── The data

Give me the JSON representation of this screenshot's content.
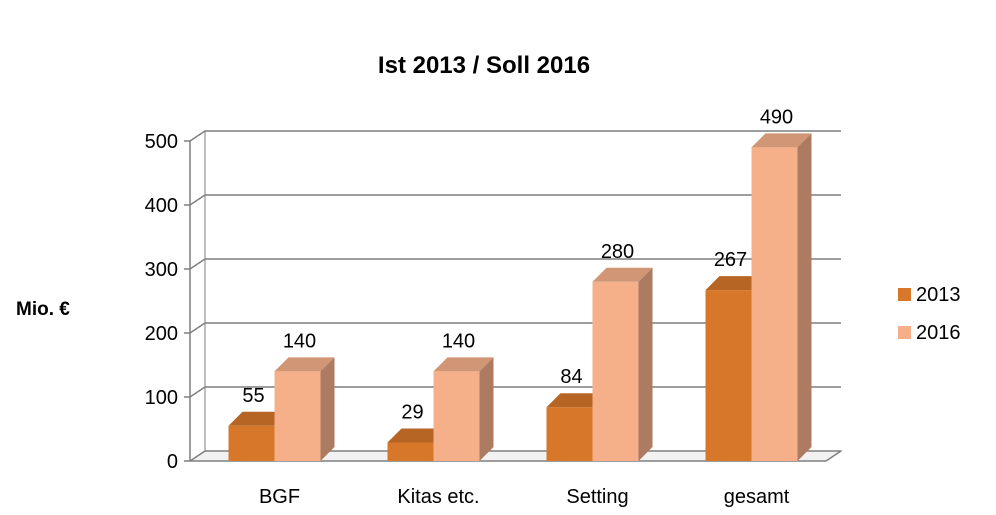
{
  "chart_data": {
    "type": "bar",
    "title": "Ist 2013 / Soll 2016",
    "ylabel": "Mio. €",
    "xlabel": "",
    "categories": [
      "BGF",
      "Kitas etc.",
      "Setting",
      "gesamt"
    ],
    "series": [
      {
        "name": "2013",
        "values": [
          55,
          29,
          84,
          267
        ],
        "color": "#d6772a"
      },
      {
        "name": "2016",
        "values": [
          140,
          140,
          280,
          490
        ],
        "color": "#f5b08a"
      }
    ],
    "ylim": [
      0,
      500
    ],
    "yticks": [
      0,
      100,
      200,
      300,
      400,
      500
    ],
    "grid": true,
    "legend": "right",
    "style": "3d-column"
  }
}
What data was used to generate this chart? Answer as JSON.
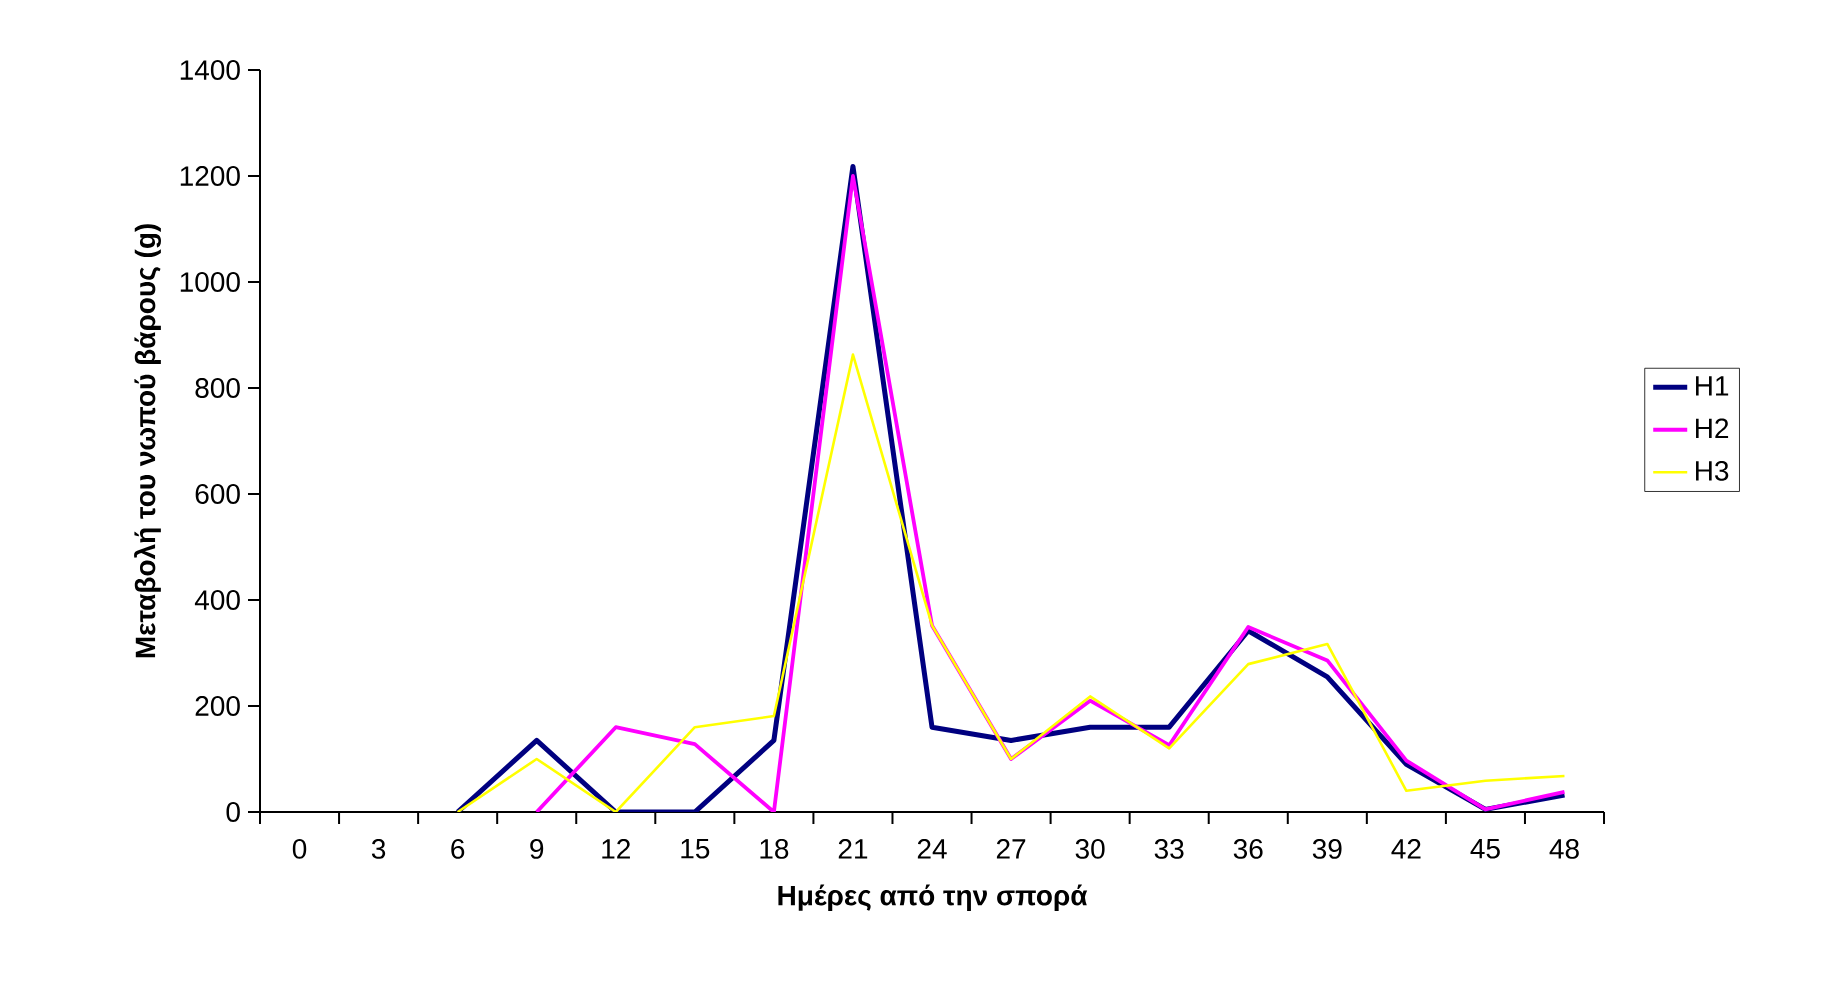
{
  "chart_data": {
    "type": "line",
    "xlabel": "Ημέρες από την σπορά",
    "ylabel": "Μεταβολή του νωπού βάρους (g)",
    "categories": [
      "0",
      "3",
      "6",
      "9",
      "12",
      "15",
      "18",
      "21",
      "24",
      "27",
      "30",
      "33",
      "36",
      "39",
      "42",
      "45",
      "48"
    ],
    "series": [
      {
        "name": "H1",
        "color": "#000080",
        "values": [
          null,
          null,
          0,
          135,
          0,
          0,
          135,
          1218,
          160,
          135,
          160,
          160,
          342,
          255,
          90,
          5,
          32
        ]
      },
      {
        "name": "H2",
        "color": "#ff00ff",
        "values": [
          null,
          null,
          null,
          0,
          160,
          128,
          0,
          1200,
          352,
          100,
          210,
          126,
          349,
          286,
          97,
          5,
          38
        ]
      },
      {
        "name": "H3",
        "color": "#ffff00",
        "values": [
          null,
          null,
          0,
          100,
          0,
          160,
          181,
          863,
          352,
          100,
          218,
          120,
          279,
          317,
          40,
          59,
          68
        ]
      }
    ],
    "ylim": [
      0,
      1400
    ],
    "yticks": [
      0,
      200,
      400,
      600,
      800,
      1000,
      1200,
      1400
    ],
    "legend": "right",
    "marker": "none",
    "line_style": "solid"
  }
}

────

The problem —
Pick out, from the lines above, every one that contains the string "color".

Response for this exercise —
        "color": "#d6772a"
        "color": "#f5b08a"
        "color": "#000080",
        "color": "#ff00ff",
        "color": "#ffff00",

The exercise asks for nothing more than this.